## BEGIN Exercise inputs

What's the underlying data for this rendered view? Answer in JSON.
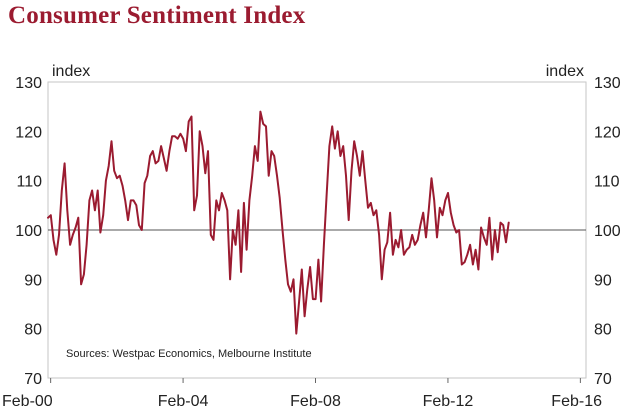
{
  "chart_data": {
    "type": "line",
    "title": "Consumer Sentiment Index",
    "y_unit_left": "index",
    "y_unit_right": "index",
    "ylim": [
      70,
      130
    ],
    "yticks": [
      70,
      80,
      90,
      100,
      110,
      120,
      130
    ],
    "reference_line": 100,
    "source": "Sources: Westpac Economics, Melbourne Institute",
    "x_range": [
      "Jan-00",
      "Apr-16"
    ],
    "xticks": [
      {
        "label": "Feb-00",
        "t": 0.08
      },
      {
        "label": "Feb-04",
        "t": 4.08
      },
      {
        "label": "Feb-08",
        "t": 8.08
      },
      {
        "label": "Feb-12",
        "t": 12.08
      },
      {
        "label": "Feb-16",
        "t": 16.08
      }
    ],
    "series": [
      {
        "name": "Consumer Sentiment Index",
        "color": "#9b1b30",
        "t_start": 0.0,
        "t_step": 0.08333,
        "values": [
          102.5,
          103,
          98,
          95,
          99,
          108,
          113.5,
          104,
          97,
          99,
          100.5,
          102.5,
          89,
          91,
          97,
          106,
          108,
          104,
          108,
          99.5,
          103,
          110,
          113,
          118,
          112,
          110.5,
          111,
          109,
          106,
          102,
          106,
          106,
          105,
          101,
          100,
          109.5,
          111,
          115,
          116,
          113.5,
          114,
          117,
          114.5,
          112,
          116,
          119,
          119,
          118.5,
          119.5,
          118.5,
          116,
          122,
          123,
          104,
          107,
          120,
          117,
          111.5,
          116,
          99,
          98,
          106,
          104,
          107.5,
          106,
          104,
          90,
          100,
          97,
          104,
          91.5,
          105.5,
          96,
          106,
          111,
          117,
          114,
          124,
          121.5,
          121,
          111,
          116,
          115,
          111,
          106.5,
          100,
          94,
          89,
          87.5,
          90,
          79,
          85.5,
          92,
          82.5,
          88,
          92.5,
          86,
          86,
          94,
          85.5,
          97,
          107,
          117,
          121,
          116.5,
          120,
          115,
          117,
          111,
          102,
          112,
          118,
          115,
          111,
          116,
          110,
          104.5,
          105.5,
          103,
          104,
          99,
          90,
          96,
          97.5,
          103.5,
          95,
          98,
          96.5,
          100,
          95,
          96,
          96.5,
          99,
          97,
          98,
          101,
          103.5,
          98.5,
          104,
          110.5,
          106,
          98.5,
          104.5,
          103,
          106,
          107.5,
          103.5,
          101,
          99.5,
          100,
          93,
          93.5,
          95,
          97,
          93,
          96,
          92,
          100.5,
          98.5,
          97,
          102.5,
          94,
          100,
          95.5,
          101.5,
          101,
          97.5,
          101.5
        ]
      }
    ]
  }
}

## END Exercise inputs

All records should be output exactly, with the pictures left out.

The reply »
What's the underlying data for this rendered view? Answer in JSON.
{
  "chart_data": {
    "type": "line",
    "title": "Consumer Sentiment Index",
    "y_unit_left": "index",
    "y_unit_right": "index",
    "ylim": [
      70,
      130
    ],
    "yticks": [
      70,
      80,
      90,
      100,
      110,
      120,
      130
    ],
    "reference_line": 100,
    "source": "Sources: Westpac Economics, Melbourne Institute",
    "x_range": [
      "Jan-00",
      "Apr-16"
    ],
    "xticks": [
      {
        "label": "Feb-00",
        "t": 0.08
      },
      {
        "label": "Feb-04",
        "t": 4.08
      },
      {
        "label": "Feb-08",
        "t": 8.08
      },
      {
        "label": "Feb-12",
        "t": 12.08
      },
      {
        "label": "Feb-16",
        "t": 16.08
      }
    ],
    "series": [
      {
        "name": "Consumer Sentiment Index",
        "color": "#9b1b30",
        "t_start": 0.0,
        "t_step": 0.08333,
        "values": [
          102.5,
          103,
          98,
          95,
          99,
          108,
          113.5,
          104,
          97,
          99,
          100.5,
          102.5,
          89,
          91,
          97,
          106,
          108,
          104,
          108,
          99.5,
          103,
          110,
          113,
          118,
          112,
          110.5,
          111,
          109,
          106,
          102,
          106,
          106,
          105,
          101,
          100,
          109.5,
          111,
          115,
          116,
          113.5,
          114,
          117,
          114.5,
          112,
          116,
          119,
          119,
          118.5,
          119.5,
          118.5,
          116,
          122,
          123,
          104,
          107,
          120,
          117,
          111.5,
          116,
          99,
          98,
          106,
          104,
          107.5,
          106,
          104,
          90,
          100,
          97,
          104,
          91.5,
          105.5,
          96,
          106,
          111,
          117,
          114,
          124,
          121.5,
          121,
          111,
          116,
          115,
          111,
          106.5,
          100,
          94,
          89,
          87.5,
          90,
          79,
          85.5,
          92,
          82.5,
          88,
          92.5,
          86,
          86,
          94,
          85.5,
          97,
          107,
          117,
          121,
          116.5,
          120,
          115,
          117,
          111,
          102,
          112,
          118,
          115,
          111,
          116,
          110,
          104.5,
          105.5,
          103,
          104,
          99,
          90,
          96,
          97.5,
          103.5,
          95,
          98,
          96.5,
          100,
          95,
          96,
          96.5,
          99,
          97,
          98,
          101,
          103.5,
          98.5,
          104,
          110.5,
          106,
          98.5,
          104.5,
          103,
          106,
          107.5,
          103.5,
          101,
          99.5,
          100,
          93,
          93.5,
          95,
          97,
          93,
          96,
          92,
          100.5,
          98.5,
          97,
          102.5,
          94,
          100,
          95.5,
          101.5,
          101,
          97.5,
          101.5
        ]
      }
    ]
  }
}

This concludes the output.